The problem: Give the data again, word for word.
---
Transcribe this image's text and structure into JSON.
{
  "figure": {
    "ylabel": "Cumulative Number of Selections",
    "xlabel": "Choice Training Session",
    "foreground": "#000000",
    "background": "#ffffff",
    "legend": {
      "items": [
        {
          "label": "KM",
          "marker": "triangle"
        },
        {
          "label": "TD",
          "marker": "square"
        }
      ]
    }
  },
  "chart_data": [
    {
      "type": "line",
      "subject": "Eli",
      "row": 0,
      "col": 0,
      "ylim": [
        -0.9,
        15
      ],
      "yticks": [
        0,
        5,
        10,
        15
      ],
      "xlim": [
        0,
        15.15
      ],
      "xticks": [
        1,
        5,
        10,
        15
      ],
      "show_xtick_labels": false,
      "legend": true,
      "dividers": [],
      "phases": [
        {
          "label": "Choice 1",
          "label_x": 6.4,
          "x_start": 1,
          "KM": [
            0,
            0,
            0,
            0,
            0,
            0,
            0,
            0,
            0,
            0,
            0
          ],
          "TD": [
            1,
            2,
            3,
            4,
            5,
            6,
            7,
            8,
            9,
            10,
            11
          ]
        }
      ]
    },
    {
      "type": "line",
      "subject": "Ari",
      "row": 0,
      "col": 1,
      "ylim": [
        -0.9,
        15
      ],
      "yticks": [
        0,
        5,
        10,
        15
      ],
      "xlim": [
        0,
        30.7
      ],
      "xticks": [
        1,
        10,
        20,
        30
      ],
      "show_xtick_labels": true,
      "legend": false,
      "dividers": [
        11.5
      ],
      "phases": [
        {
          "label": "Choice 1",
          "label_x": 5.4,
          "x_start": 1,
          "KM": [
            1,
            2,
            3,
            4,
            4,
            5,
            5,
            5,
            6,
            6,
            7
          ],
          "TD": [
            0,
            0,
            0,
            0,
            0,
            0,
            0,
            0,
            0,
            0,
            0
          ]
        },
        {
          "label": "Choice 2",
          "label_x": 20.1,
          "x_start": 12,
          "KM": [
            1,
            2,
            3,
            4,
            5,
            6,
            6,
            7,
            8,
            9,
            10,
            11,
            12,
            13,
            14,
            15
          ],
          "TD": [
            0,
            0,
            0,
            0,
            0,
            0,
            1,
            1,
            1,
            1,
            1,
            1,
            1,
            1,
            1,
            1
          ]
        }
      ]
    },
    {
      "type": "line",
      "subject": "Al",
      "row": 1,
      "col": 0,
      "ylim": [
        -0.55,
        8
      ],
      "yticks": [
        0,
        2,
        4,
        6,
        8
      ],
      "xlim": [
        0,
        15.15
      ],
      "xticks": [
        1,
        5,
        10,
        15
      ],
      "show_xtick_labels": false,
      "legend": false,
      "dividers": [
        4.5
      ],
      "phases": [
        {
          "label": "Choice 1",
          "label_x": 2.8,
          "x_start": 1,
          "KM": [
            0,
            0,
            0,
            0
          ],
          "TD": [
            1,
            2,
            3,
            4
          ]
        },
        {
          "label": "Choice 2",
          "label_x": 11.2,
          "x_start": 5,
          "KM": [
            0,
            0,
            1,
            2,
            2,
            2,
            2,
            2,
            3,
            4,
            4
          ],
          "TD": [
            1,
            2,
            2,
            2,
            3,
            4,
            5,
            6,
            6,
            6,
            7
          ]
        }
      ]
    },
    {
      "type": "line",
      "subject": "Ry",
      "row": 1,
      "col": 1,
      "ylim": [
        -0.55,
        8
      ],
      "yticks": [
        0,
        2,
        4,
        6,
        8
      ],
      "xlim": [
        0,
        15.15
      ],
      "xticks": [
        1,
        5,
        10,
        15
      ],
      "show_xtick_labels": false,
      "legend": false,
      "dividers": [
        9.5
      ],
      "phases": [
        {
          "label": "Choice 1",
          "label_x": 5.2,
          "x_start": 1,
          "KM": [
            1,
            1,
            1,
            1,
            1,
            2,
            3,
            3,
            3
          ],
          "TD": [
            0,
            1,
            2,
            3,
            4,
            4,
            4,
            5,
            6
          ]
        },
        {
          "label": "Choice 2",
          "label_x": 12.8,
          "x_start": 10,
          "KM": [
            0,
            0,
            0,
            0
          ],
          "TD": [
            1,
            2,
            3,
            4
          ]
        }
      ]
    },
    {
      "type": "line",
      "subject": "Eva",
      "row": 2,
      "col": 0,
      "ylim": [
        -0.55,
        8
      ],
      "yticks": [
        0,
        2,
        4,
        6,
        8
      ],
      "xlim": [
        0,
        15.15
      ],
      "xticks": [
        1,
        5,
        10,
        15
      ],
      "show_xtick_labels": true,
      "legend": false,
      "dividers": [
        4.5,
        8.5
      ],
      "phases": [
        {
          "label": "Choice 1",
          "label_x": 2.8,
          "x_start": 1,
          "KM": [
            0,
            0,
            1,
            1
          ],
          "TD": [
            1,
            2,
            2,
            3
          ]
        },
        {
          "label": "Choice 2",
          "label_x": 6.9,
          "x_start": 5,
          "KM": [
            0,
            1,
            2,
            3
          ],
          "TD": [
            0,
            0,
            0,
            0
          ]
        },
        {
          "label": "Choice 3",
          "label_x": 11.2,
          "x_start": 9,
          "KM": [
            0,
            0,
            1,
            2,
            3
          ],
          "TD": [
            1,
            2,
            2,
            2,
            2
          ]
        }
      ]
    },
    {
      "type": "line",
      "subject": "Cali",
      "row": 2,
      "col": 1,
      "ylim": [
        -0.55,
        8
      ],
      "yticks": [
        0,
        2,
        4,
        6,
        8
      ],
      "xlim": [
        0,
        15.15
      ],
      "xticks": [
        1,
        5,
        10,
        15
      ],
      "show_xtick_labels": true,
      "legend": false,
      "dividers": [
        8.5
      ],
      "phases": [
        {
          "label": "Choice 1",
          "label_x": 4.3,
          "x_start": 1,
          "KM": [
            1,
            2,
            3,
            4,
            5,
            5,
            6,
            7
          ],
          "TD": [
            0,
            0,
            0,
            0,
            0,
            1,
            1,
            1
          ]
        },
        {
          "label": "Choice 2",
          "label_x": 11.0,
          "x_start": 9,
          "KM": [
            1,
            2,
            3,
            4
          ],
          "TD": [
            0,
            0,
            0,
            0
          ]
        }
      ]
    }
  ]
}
---
Exercise response:
Transcribe this image's text and structure into JSON.
{
  "figure": {
    "ylabel": "Cumulative Number of Selections",
    "xlabel": "Choice Training Session",
    "foreground": "#000000",
    "background": "#ffffff",
    "legend": {
      "items": [
        {
          "label": "KM",
          "marker": "triangle"
        },
        {
          "label": "TD",
          "marker": "square"
        }
      ]
    }
  },
  "chart_data": [
    {
      "type": "line",
      "subject": "Eli",
      "row": 0,
      "col": 0,
      "ylim": [
        -0.9,
        15
      ],
      "yticks": [
        0,
        5,
        10,
        15
      ],
      "xlim": [
        0,
        15.15
      ],
      "xticks": [
        1,
        5,
        10,
        15
      ],
      "show_xtick_labels": false,
      "legend": true,
      "dividers": [],
      "phases": [
        {
          "label": "Choice 1",
          "label_x": 6.4,
          "x_start": 1,
          "KM": [
            0,
            0,
            0,
            0,
            0,
            0,
            0,
            0,
            0,
            0,
            0
          ],
          "TD": [
            1,
            2,
            3,
            4,
            5,
            6,
            7,
            8,
            9,
            10,
            11
          ]
        }
      ]
    },
    {
      "type": "line",
      "subject": "Ari",
      "row": 0,
      "col": 1,
      "ylim": [
        -0.9,
        15
      ],
      "yticks": [
        0,
        5,
        10,
        15
      ],
      "xlim": [
        0,
        30.7
      ],
      "xticks": [
        1,
        10,
        20,
        30
      ],
      "show_xtick_labels": true,
      "legend": false,
      "dividers": [
        11.5
      ],
      "phases": [
        {
          "label": "Choice 1",
          "label_x": 5.4,
          "x_start": 1,
          "KM": [
            1,
            2,
            3,
            4,
            4,
            5,
            5,
            5,
            6,
            6,
            7
          ],
          "TD": [
            0,
            0,
            0,
            0,
            0,
            0,
            0,
            0,
            0,
            0,
            0
          ]
        },
        {
          "label": "Choice 2",
          "label_x": 20.1,
          "x_start": 12,
          "KM": [
            1,
            2,
            3,
            4,
            5,
            6,
            6,
            7,
            8,
            9,
            10,
            11,
            12,
            13,
            14,
            15
          ],
          "TD": [
            0,
            0,
            0,
            0,
            0,
            0,
            1,
            1,
            1,
            1,
            1,
            1,
            1,
            1,
            1,
            1
          ]
        }
      ]
    },
    {
      "type": "line",
      "subject": "Al",
      "row": 1,
      "col": 0,
      "ylim": [
        -0.55,
        8
      ],
      "yticks": [
        0,
        2,
        4,
        6,
        8
      ],
      "xlim": [
        0,
        15.15
      ],
      "xticks": [
        1,
        5,
        10,
        15
      ],
      "show_xtick_labels": false,
      "legend": false,
      "dividers": [
        4.5
      ],
      "phases": [
        {
          "label": "Choice 1",
          "label_x": 2.8,
          "x_start": 1,
          "KM": [
            0,
            0,
            0,
            0
          ],
          "TD": [
            1,
            2,
            3,
            4
          ]
        },
        {
          "label": "Choice 2",
          "label_x": 11.2,
          "x_start": 5,
          "KM": [
            0,
            0,
            1,
            2,
            2,
            2,
            2,
            2,
            3,
            4,
            4
          ],
          "TD": [
            1,
            2,
            2,
            2,
            3,
            4,
            5,
            6,
            6,
            6,
            7
          ]
        }
      ]
    },
    {
      "type": "line",
      "subject": "Ry",
      "row": 1,
      "col": 1,
      "ylim": [
        -0.55,
        8
      ],
      "yticks": [
        0,
        2,
        4,
        6,
        8
      ],
      "xlim": [
        0,
        15.15
      ],
      "xticks": [
        1,
        5,
        10,
        15
      ],
      "show_xtick_labels": false,
      "legend": false,
      "dividers": [
        9.5
      ],
      "phases": [
        {
          "label": "Choice 1",
          "label_x": 5.2,
          "x_start": 1,
          "KM": [
            1,
            1,
            1,
            1,
            1,
            2,
            3,
            3,
            3
          ],
          "TD": [
            0,
            1,
            2,
            3,
            4,
            4,
            4,
            5,
            6
          ]
        },
        {
          "label": "Choice 2",
          "label_x": 12.8,
          "x_start": 10,
          "KM": [
            0,
            0,
            0,
            0
          ],
          "TD": [
            1,
            2,
            3,
            4
          ]
        }
      ]
    },
    {
      "type": "line",
      "subject": "Eva",
      "row": 2,
      "col": 0,
      "ylim": [
        -0.55,
        8
      ],
      "yticks": [
        0,
        2,
        4,
        6,
        8
      ],
      "xlim": [
        0,
        15.15
      ],
      "xticks": [
        1,
        5,
        10,
        15
      ],
      "show_xtick_labels": true,
      "legend": false,
      "dividers": [
        4.5,
        8.5
      ],
      "phases": [
        {
          "label": "Choice 1",
          "label_x": 2.8,
          "x_start": 1,
          "KM": [
            0,
            0,
            1,
            1
          ],
          "TD": [
            1,
            2,
            2,
            3
          ]
        },
        {
          "label": "Choice 2",
          "label_x": 6.9,
          "x_start": 5,
          "KM": [
            0,
            1,
            2,
            3
          ],
          "TD": [
            0,
            0,
            0,
            0
          ]
        },
        {
          "label": "Choice 3",
          "label_x": 11.2,
          "x_start": 9,
          "KM": [
            0,
            0,
            1,
            2,
            3
          ],
          "TD": [
            1,
            2,
            2,
            2,
            2
          ]
        }
      ]
    },
    {
      "type": "line",
      "subject": "Cali",
      "row": 2,
      "col": 1,
      "ylim": [
        -0.55,
        8
      ],
      "yticks": [
        0,
        2,
        4,
        6,
        8
      ],
      "xlim": [
        0,
        15.15
      ],
      "xticks": [
        1,
        5,
        10,
        15
      ],
      "show_xtick_labels": true,
      "legend": false,
      "dividers": [
        8.5
      ],
      "phases": [
        {
          "label": "Choice 1",
          "label_x": 4.3,
          "x_start": 1,
          "KM": [
            1,
            2,
            3,
            4,
            5,
            5,
            6,
            7
          ],
          "TD": [
            0,
            0,
            0,
            0,
            0,
            1,
            1,
            1
          ]
        },
        {
          "label": "Choice 2",
          "label_x": 11.0,
          "x_start": 9,
          "KM": [
            1,
            2,
            3,
            4
          ],
          "TD": [
            0,
            0,
            0,
            0
          ]
        }
      ]
    }
  ]
}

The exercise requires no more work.